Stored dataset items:
--- --- ---
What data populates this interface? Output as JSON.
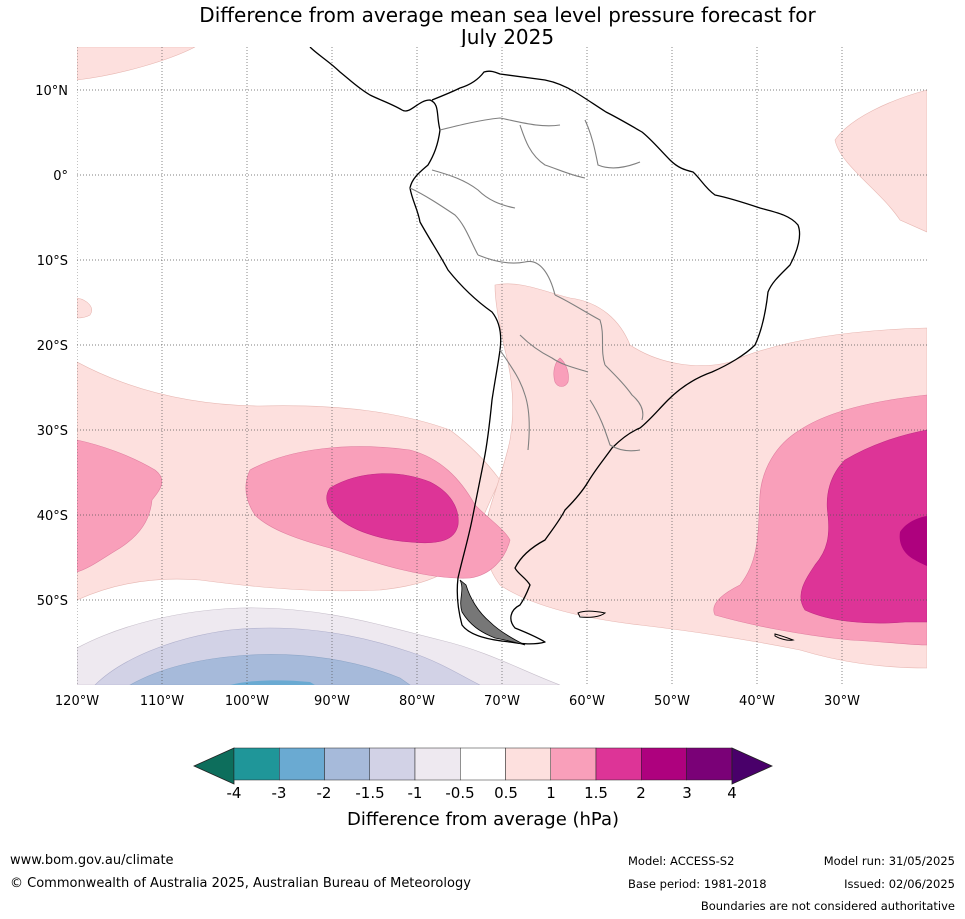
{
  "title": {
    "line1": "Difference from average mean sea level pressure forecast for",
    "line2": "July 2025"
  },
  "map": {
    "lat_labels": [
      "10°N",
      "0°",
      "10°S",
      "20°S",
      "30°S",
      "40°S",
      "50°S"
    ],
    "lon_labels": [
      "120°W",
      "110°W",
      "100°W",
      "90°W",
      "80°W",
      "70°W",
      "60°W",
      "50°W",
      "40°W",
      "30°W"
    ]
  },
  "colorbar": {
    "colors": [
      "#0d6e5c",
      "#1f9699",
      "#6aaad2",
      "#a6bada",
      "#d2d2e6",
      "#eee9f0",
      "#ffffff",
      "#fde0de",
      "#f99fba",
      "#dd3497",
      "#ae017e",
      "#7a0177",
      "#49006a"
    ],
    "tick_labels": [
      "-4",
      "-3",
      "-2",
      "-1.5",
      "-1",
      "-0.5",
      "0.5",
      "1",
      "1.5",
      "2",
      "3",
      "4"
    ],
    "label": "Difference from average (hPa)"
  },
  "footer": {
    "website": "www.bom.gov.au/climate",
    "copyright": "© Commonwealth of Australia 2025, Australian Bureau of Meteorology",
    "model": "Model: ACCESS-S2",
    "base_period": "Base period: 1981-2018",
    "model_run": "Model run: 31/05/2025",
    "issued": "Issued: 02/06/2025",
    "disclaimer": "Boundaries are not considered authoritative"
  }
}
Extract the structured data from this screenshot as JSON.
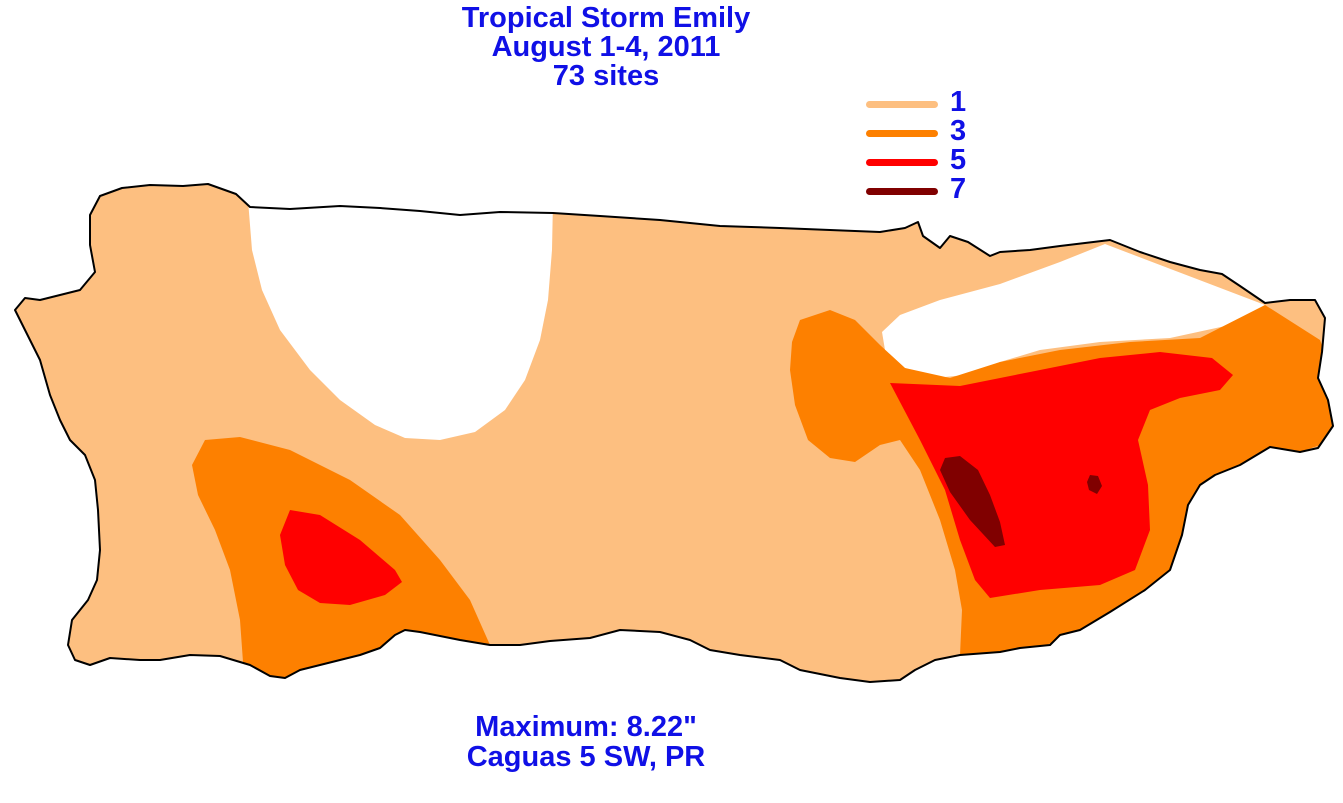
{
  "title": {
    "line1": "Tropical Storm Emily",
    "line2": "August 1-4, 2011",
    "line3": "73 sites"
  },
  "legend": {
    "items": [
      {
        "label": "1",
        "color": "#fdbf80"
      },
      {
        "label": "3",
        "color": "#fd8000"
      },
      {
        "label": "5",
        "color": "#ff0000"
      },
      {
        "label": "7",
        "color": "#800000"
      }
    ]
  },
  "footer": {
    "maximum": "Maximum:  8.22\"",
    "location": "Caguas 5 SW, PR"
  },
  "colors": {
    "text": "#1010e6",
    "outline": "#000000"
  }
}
--- --- ---
## GOAL
Omit all pictures and write out, exactly, only the lines from the line containing "Extract the structured" through the last line of the entries above.

## CORRECT ANSWER
Extract the structured data from this screenshot as JSON.
{
  "title": {
    "line1": "Tropical Storm Emily",
    "line2": "August 1-4, 2011",
    "line3": "73 sites"
  },
  "legend": {
    "items": [
      {
        "label": "1",
        "color": "#fdbf80"
      },
      {
        "label": "3",
        "color": "#fd8000"
      },
      {
        "label": "5",
        "color": "#ff0000"
      },
      {
        "label": "7",
        "color": "#800000"
      }
    ]
  },
  "footer": {
    "maximum": "Maximum:  8.22\"",
    "location": "Caguas 5 SW, PR"
  },
  "colors": {
    "text": "#1010e6",
    "outline": "#000000"
  }
}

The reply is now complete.